** AIM OF THE EXERCISE **
From the listing below, copy every line with the word "value".

** DATA FOR THIS TASK **
>>>

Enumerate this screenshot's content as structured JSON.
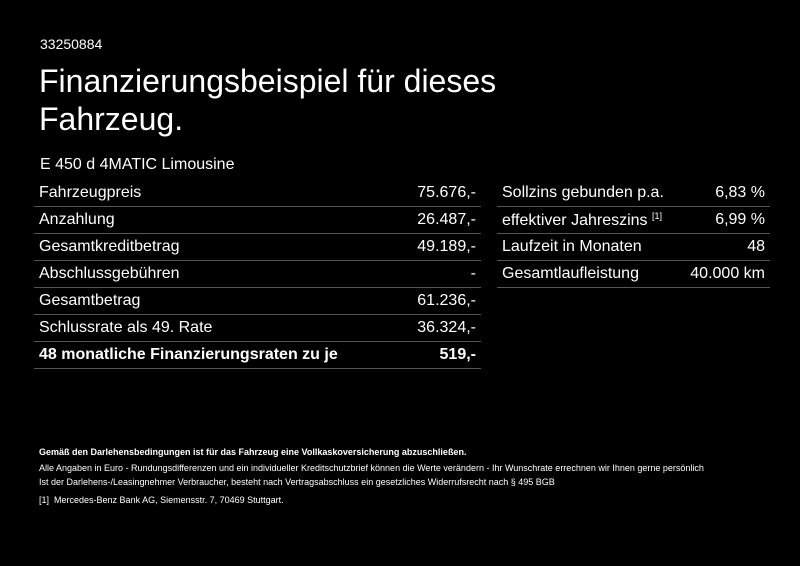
{
  "id": "33250884",
  "title": "Finanzierungsbeispiel für dieses Fahrzeug.",
  "model": "E 450 d 4MATIC Limousine",
  "left_table": [
    {
      "label": "Fahrzeugpreis",
      "value": "75.676,-"
    },
    {
      "label": "Anzahlung",
      "value": "26.487,-"
    },
    {
      "label": "Gesamtkreditbetrag",
      "value": "49.189,-"
    },
    {
      "label": "Abschlussgebühren",
      "value": "-"
    },
    {
      "label": "Gesamtbetrag",
      "value": "61.236,-"
    },
    {
      "label": "Schlussrate als 49. Rate",
      "value": "36.324,-"
    },
    {
      "label": "48 monatliche Finanzierungsraten zu je",
      "value": "519,-"
    }
  ],
  "right_table": [
    {
      "label": "Sollzins gebunden p.a.",
      "value": "6,83 %"
    },
    {
      "label": "effektiver Jahreszins",
      "note": "[1]",
      "value": "6,99 %"
    },
    {
      "label": "Laufzeit in Monaten",
      "value": "48"
    },
    {
      "label": "Gesamtlaufleistung",
      "value": "40.000 km"
    }
  ],
  "footer": {
    "notice": "Gemäß den Darlehensbedingungen ist für das Fahrzeug eine Vollkaskoversicherung abzuschließen.",
    "line1": "Alle Angaben in Euro - Rundungsdifferenzen und ein individueller Kreditschutzbrief können die Werte verändern - Ihr Wunschrate errechnen wir Ihnen gerne persönlich",
    "line2": "Ist der Darlehens-/Leasingnehmer Verbraucher, besteht nach Vertragsabschluss ein gesetzliches Widerrufsrecht nach § 495 BGB",
    "note_mark": "[1]",
    "note_text": "Mercedes-Benz Bank AG, Siemensstr. 7, 70469 Stuttgart."
  }
}
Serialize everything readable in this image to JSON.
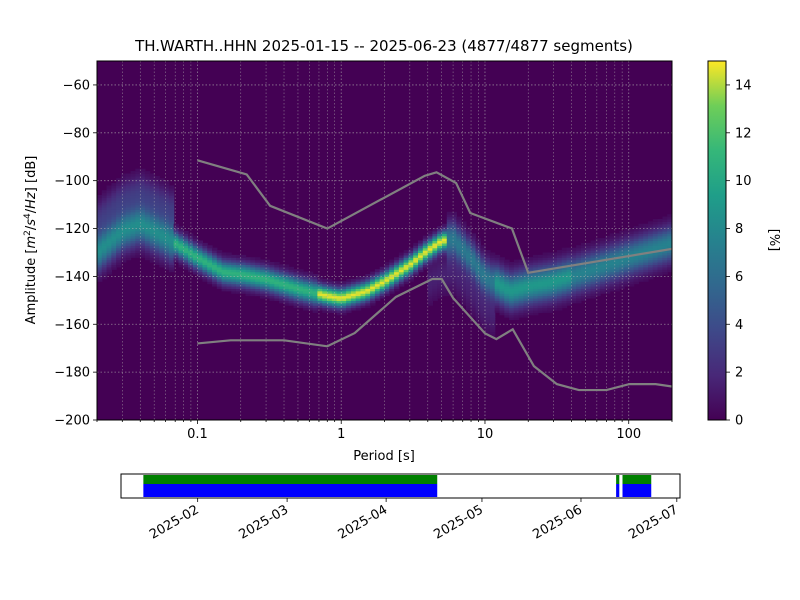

<<<

** COMPLETE RESPONSE **
      "value": "75.676,-"
      "value": "26.487,-"
      "value": "49.189,-"
      "value": "-"
      "value": "61.236,-"
      "value": "36.324,-"
      "value": "519,-"
      "value": "6,83 %"
      "value": "6,99 %"
      "value": "48"
      "value": "40.000 km"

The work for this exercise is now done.